# Problem details:
Search the records for the line with "Serialize everything readable". Output that line and each line after it, exactly, and stop at the end; omit pictures.
========================================
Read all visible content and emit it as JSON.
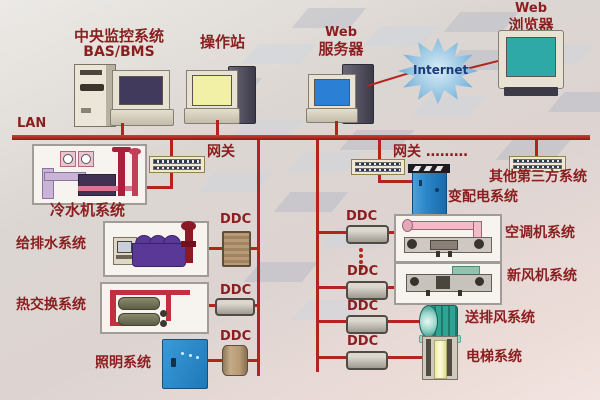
{
  "top": {
    "bas_title": "中央监控系统",
    "bas_subtitle": "BAS/BMS",
    "operator": "操作站",
    "web_server_en": "Web",
    "web_server_cn": "服务器",
    "internet": "Internet",
    "browser_en": "Web",
    "browser_cn": "浏览器"
  },
  "network": {
    "lan": "LAN",
    "gateway_left": "网关",
    "gateway_mid": "网关 ………",
    "third_party": "其他第三方系统",
    "ddc": "DDC"
  },
  "systems": {
    "chiller": "冷水机系统",
    "water_supply": "给排水系统",
    "heat_exchange": "热交换系统",
    "lighting": "照明系统",
    "power_dist": "变配电系统",
    "air_handling": "空调机系统",
    "fresh_air": "新风机系统",
    "supply_exhaust_fan": "送排风系统",
    "elevator": "电梯系统"
  },
  "colors": {
    "line_red": "#b3241f",
    "label_red": "#8b1e1e",
    "internet_blue": "#7db6dc",
    "cabinet_blue": "#2b86c8",
    "screen_yellow": "#f2efa6",
    "screen_teal": "#2fa8a8",
    "screen_blue": "#2b7fd4",
    "screen_purple": "#423a5c"
  }
}
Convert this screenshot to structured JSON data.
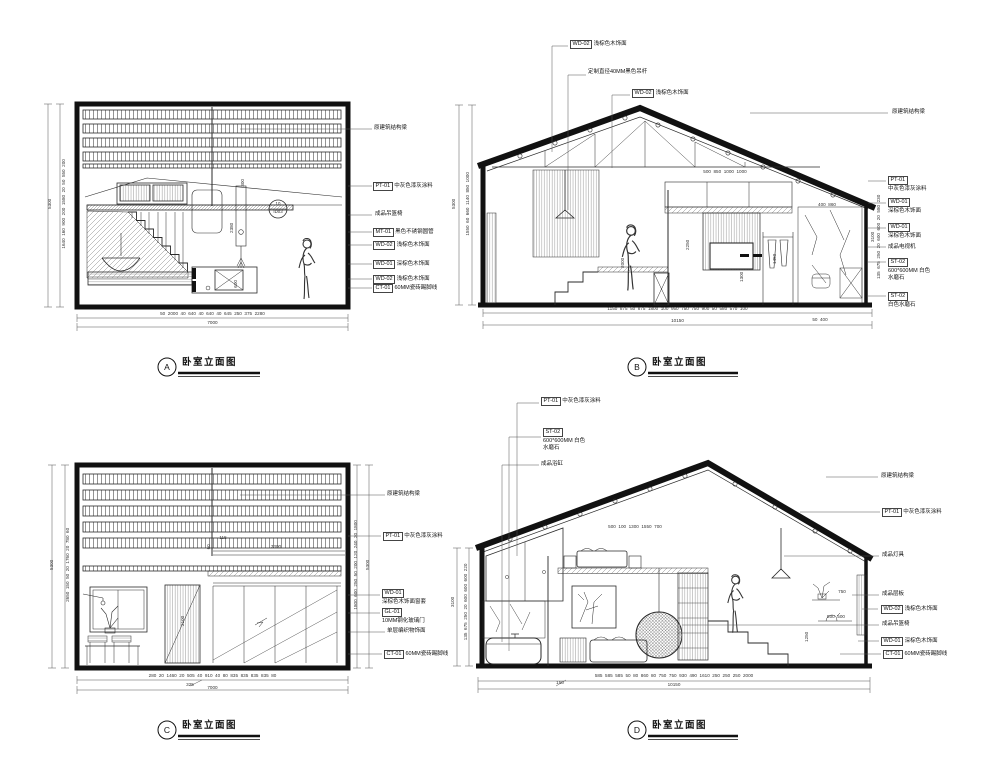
{
  "sheet": {
    "background": "#ffffff",
    "line_color": "#2a2a2a"
  },
  "drawings": {
    "A": {
      "tag": "A",
      "title": "卧室立面图",
      "callouts": [
        {
          "code": "",
          "text": "原建筑结构梁"
        },
        {
          "code": "PT-01",
          "text": "中灰色漆灰涂料"
        },
        {
          "code": "",
          "text": "成品吊篮椅"
        },
        {
          "code": "MT-01",
          "text": "黑色不锈钢圆管"
        },
        {
          "code": "WD-02",
          "text": "浅棕色木饰面"
        },
        {
          "code": "WD-01",
          "text": "深棕色木饰面"
        },
        {
          "code": "WD-02",
          "text": "浅棕色木饰面"
        },
        {
          "code": "CT-01",
          "text": "60MM瓷砖踢脚线"
        }
      ],
      "detail_bubble": {
        "top": "10",
        "bottom": "ID03"
      },
      "dims_left": [
        "1640",
        "160",
        "900",
        "200",
        "1580",
        "20",
        "50",
        "550",
        "200"
      ],
      "dims_left_total": "5300",
      "dims_bottom": [
        "50",
        "2000",
        "40",
        "640",
        "40",
        "640",
        "40",
        "645",
        "250",
        "375",
        "2280"
      ],
      "dims_bottom_total": "7000",
      "interior_dims": [
        "300",
        "2380",
        "600"
      ]
    },
    "B": {
      "tag": "B",
      "title": "卧室立面图",
      "callouts_top": [
        {
          "code": "WD-02",
          "text": "浅棕色木饰面"
        },
        {
          "code": "",
          "text": "定制直径40MM黑色吊杆"
        },
        {
          "code": "WD-02",
          "text": "浅棕色木饰面"
        }
      ],
      "callout_beam": "原建筑结构梁",
      "callouts_right": [
        {
          "code": "PT-01",
          "text": "中灰色漆灰涂料"
        },
        {
          "code": "WD-01",
          "text": "深棕色木饰面"
        },
        {
          "code": "WD-01",
          "text": "深棕色木饰面"
        },
        {
          "code": "",
          "text": "成品电视机"
        },
        {
          "code": "ST-02",
          "text": "600*600MM 白色水磨石"
        },
        {
          "code": "ST-02",
          "text": "白色水磨石"
        }
      ],
      "dims_left": [
        "1550",
        "60",
        "660",
        "1140",
        "850",
        "1000"
      ],
      "dims_left_total": "5300",
      "dims_right": [
        "135",
        "675",
        "250",
        "20",
        "600",
        "600",
        "20",
        "580",
        "230"
      ],
      "dims_right_total": "3100",
      "dims_bottom": [
        "1150",
        "875",
        "50",
        "875",
        "1800",
        "100",
        "950",
        "750",
        "750",
        "900",
        "50",
        "580",
        "570",
        "100"
      ],
      "dims_bottom_sub": [
        "50",
        "400"
      ],
      "dims_bottom_total": "10150",
      "interior_dims_top": [
        "500",
        "850",
        "1000",
        "1000"
      ],
      "interior_dims_mid": [
        "400",
        "860"
      ],
      "interior_dims_v": [
        "2250",
        "1450",
        "1300",
        "2000"
      ]
    },
    "C": {
      "tag": "C",
      "title": "卧室立面图",
      "callouts": [
        {
          "code": "",
          "text": "原建筑结构梁"
        },
        {
          "code": "PT-01",
          "text": "中灰色漆灰涂料"
        },
        {
          "code": "WD-01",
          "text": "深棕色木饰面窗套"
        },
        {
          "code": "GL-01",
          "text": "10MM钢化玻璃门"
        },
        {
          "code": "",
          "text": "单层编织物饰面"
        },
        {
          "code": "CT-01",
          "text": "60MM瓷砖踢脚线"
        }
      ],
      "dims_left": [
        "2650",
        "150",
        "50",
        "20",
        "1760",
        "20",
        "780",
        "60"
      ],
      "dims_left_total": "5300",
      "dims_right": [
        "1800",
        "600",
        "250",
        "50",
        "200",
        "120",
        "240",
        "20",
        "1800"
      ],
      "dims_right_total": "5300",
      "dims_bottom": [
        "280",
        "20",
        "1460",
        "20",
        "505",
        "40",
        "910",
        "40",
        "80",
        "835",
        "835",
        "835",
        "835",
        "80"
      ],
      "dims_bottom_sub": "325",
      "dims_bottom_total": "7000",
      "interior_dims": [
        "115",
        "3300",
        "60",
        "2100"
      ]
    },
    "D": {
      "tag": "D",
      "title": "卧室立面图",
      "callouts_left": [
        {
          "code": "PT-01",
          "text": "中灰色漆灰涂料"
        },
        {
          "code": "ST-02",
          "text": "600*600MM 白色水磨石"
        },
        {
          "code": "",
          "text": "成品浴缸"
        }
      ],
      "callouts_right": [
        {
          "code": "",
          "text": "原建筑结构梁"
        },
        {
          "code": "PT-01",
          "text": "中灰色漆灰涂料"
        },
        {
          "code": "",
          "text": "成品灯具"
        },
        {
          "code": "",
          "text": "成品层板"
        },
        {
          "code": "WD-02",
          "text": "浅棕色木饰面"
        },
        {
          "code": "",
          "text": "成品吊篮椅"
        },
        {
          "code": "WD-01",
          "text": "深棕色木饰面"
        },
        {
          "code": "CT-01",
          "text": "60MM瓷砖踢脚线"
        }
      ],
      "dims_left": [
        "135",
        "675",
        "250",
        "20",
        "600",
        "600",
        "600",
        "220"
      ],
      "dims_left_total": "3100",
      "dims_bottom": [
        "585",
        "585",
        "585",
        "50",
        "80",
        "860",
        "80",
        "750",
        "750",
        "930",
        "490",
        "1610",
        "250",
        "250",
        "250",
        "2000"
      ],
      "dims_bottom_sub": "150",
      "dims_bottom_total": "10150",
      "interior_dims_top": [
        "500",
        "100",
        "1300",
        "1550",
        "700"
      ],
      "interior_dims_right": [
        "750",
        "500  500",
        "1250"
      ]
    }
  }
}
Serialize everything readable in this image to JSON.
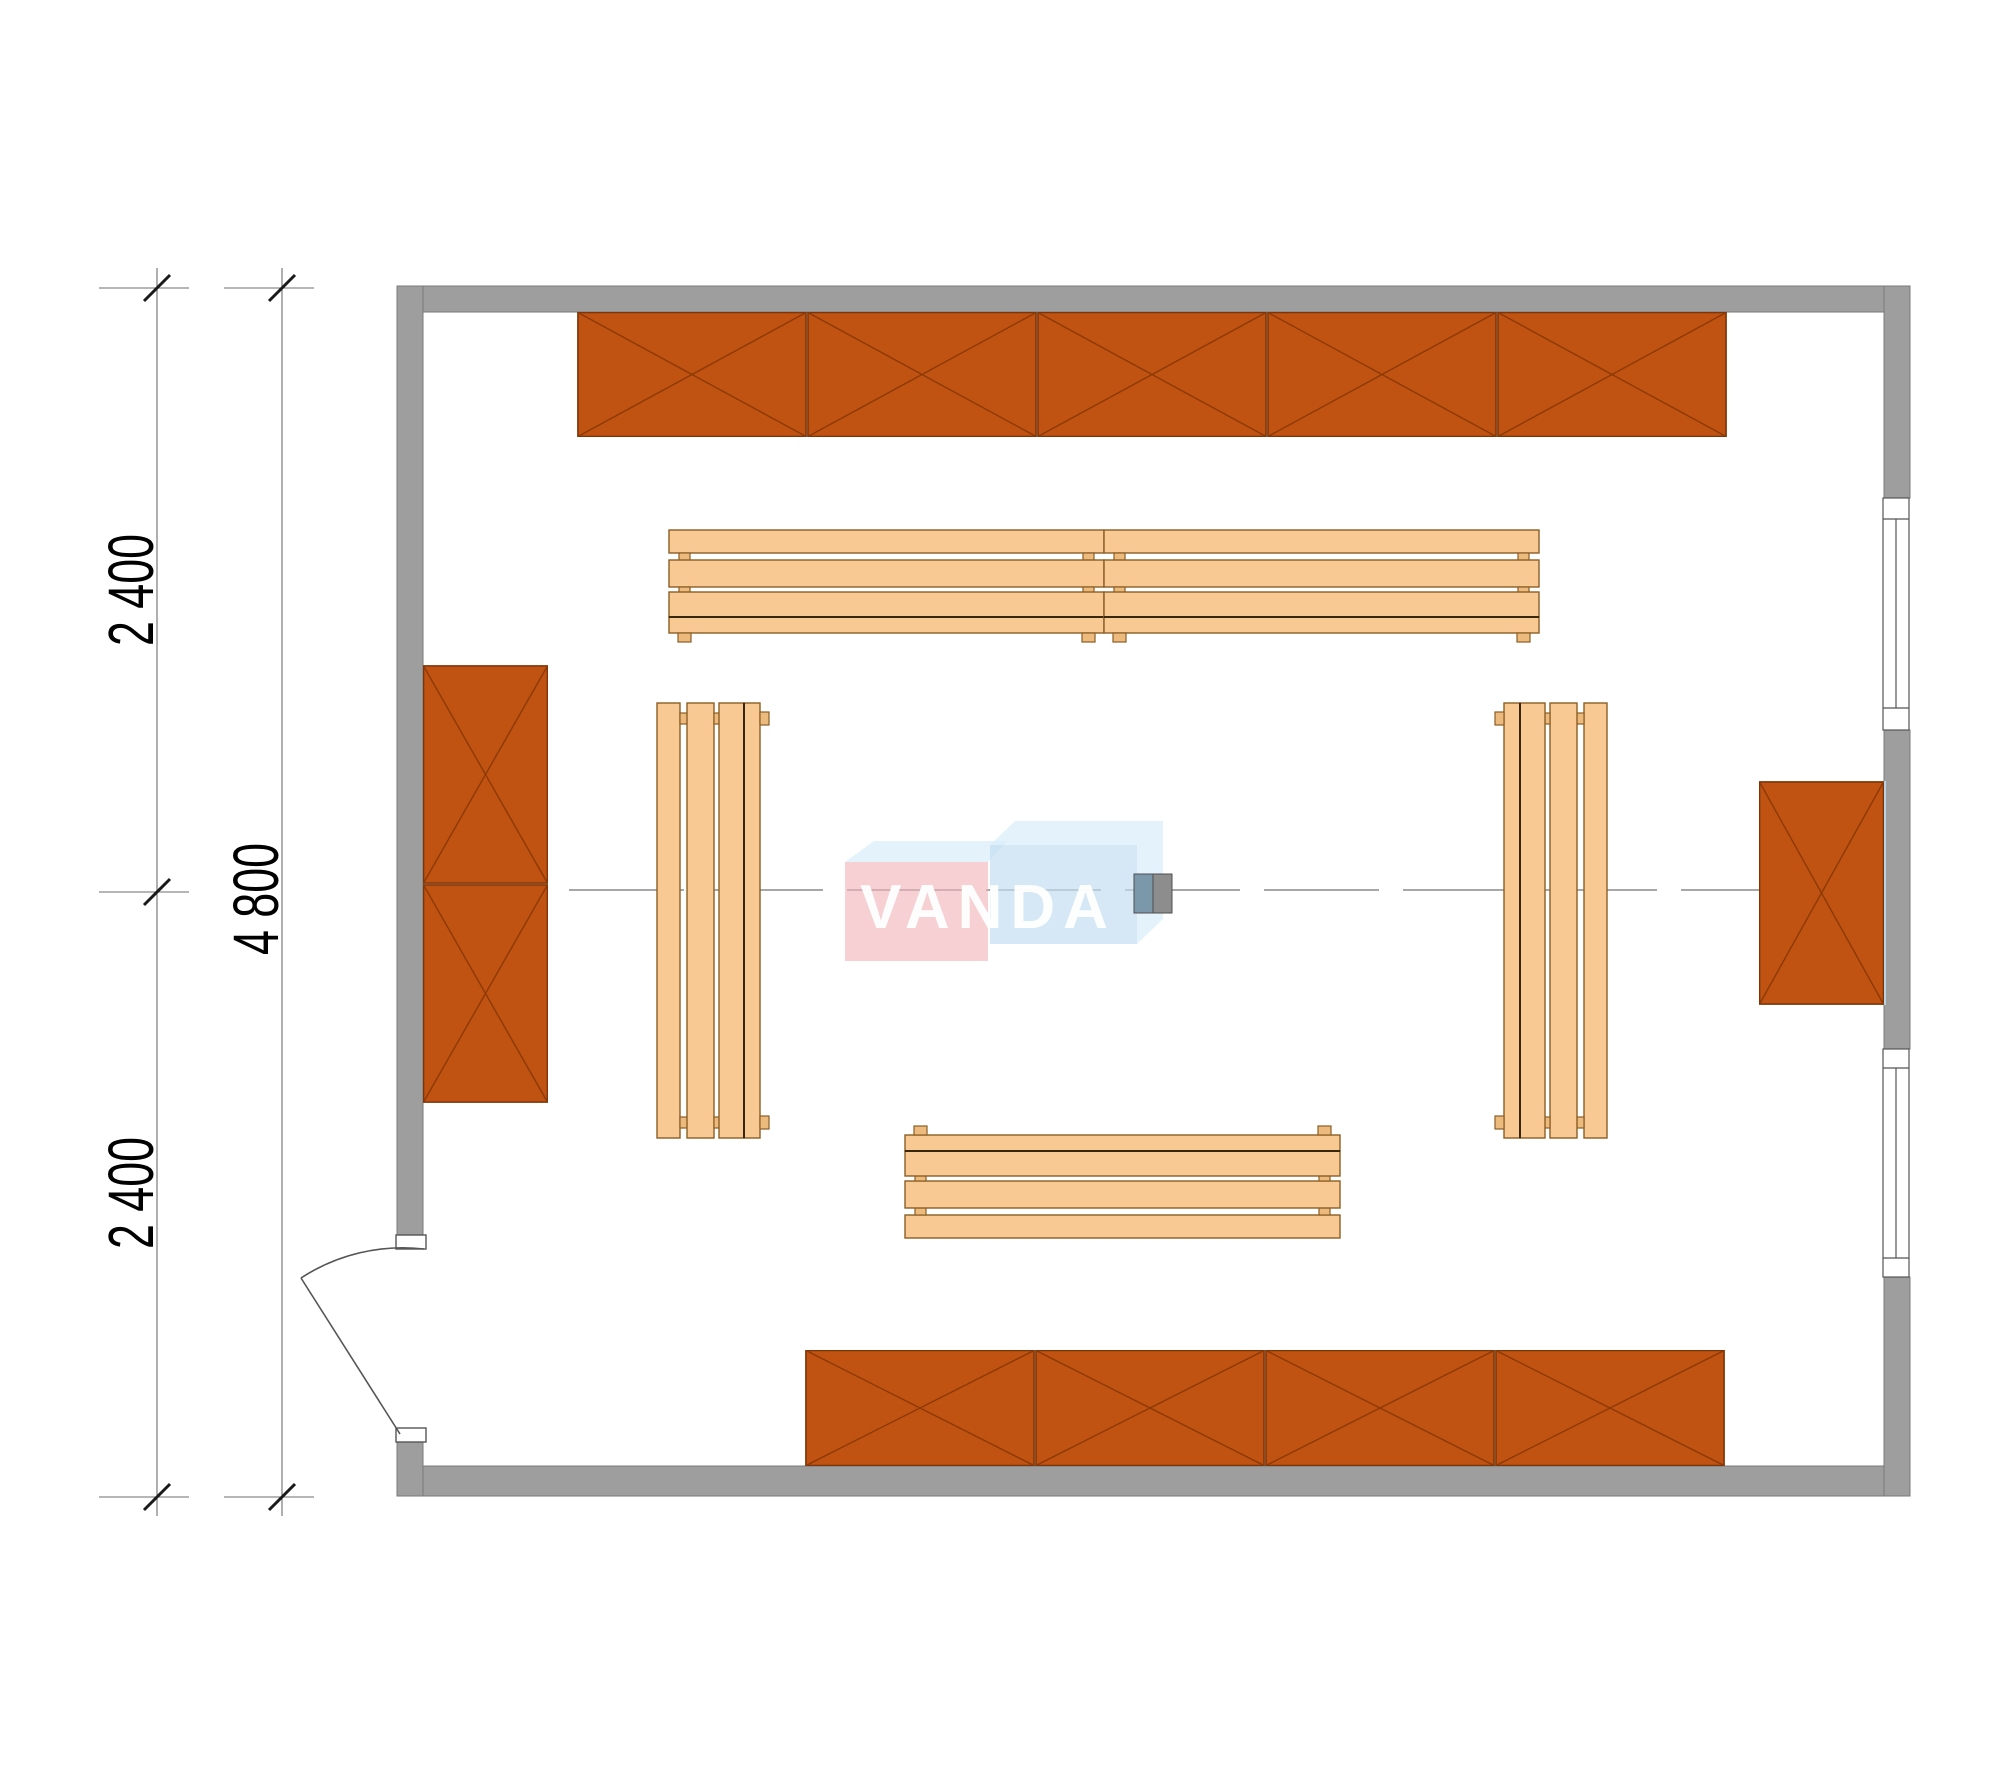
{
  "drawing": {
    "kind": "room floor plan with furniture",
    "watermark": {
      "text": "VANDA"
    },
    "dimensions": {
      "segment_top": "2 400",
      "total": "4 800",
      "segment_bottom": "2 400"
    }
  },
  "colors": {
    "wall_fill": "#9e9e9e",
    "wall_stroke": "#7a7a7a",
    "cabinet_fill": "#c05212",
    "cabinet_stroke": "#7d3406",
    "cabinet_x": "#8c3a06",
    "bench_fill": "#f9c994",
    "bench_stroke": "#8a5e24",
    "bench_line": "#3a280e",
    "foot_fill": "#edba7e",
    "dim": "#6e6e6e",
    "tick": "#1a1a1a",
    "text": "#000000",
    "centerline": "#8a8a8a",
    "door": "#555555",
    "line_dark": "#555555",
    "wm_pink": "#f0b3b8",
    "wm_blue": "#c3ddf0",
    "wm_flap": "#d9edfa",
    "column_blue": "#7b98ab",
    "column_gray": "#8d8d8d",
    "glass_edge": "#b8d4e4"
  }
}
========================================
# Task result:
Serialize everything readable in this image to JSON.
{
  "drawing": {
    "kind": "room floor plan with furniture",
    "watermark": {
      "text": "VANDA"
    },
    "dimensions": {
      "segment_top": "2 400",
      "total": "4 800",
      "segment_bottom": "2 400"
    }
  },
  "colors": {
    "wall_fill": "#9e9e9e",
    "wall_stroke": "#7a7a7a",
    "cabinet_fill": "#c05212",
    "cabinet_stroke": "#7d3406",
    "cabinet_x": "#8c3a06",
    "bench_fill": "#f9c994",
    "bench_stroke": "#8a5e24",
    "bench_line": "#3a280e",
    "foot_fill": "#edba7e",
    "dim": "#6e6e6e",
    "tick": "#1a1a1a",
    "text": "#000000",
    "centerline": "#8a8a8a",
    "door": "#555555",
    "line_dark": "#555555",
    "wm_pink": "#f0b3b8",
    "wm_blue": "#c3ddf0",
    "wm_flap": "#d9edfa",
    "column_blue": "#7b98ab",
    "column_gray": "#8d8d8d",
    "glass_edge": "#b8d4e4"
  }
}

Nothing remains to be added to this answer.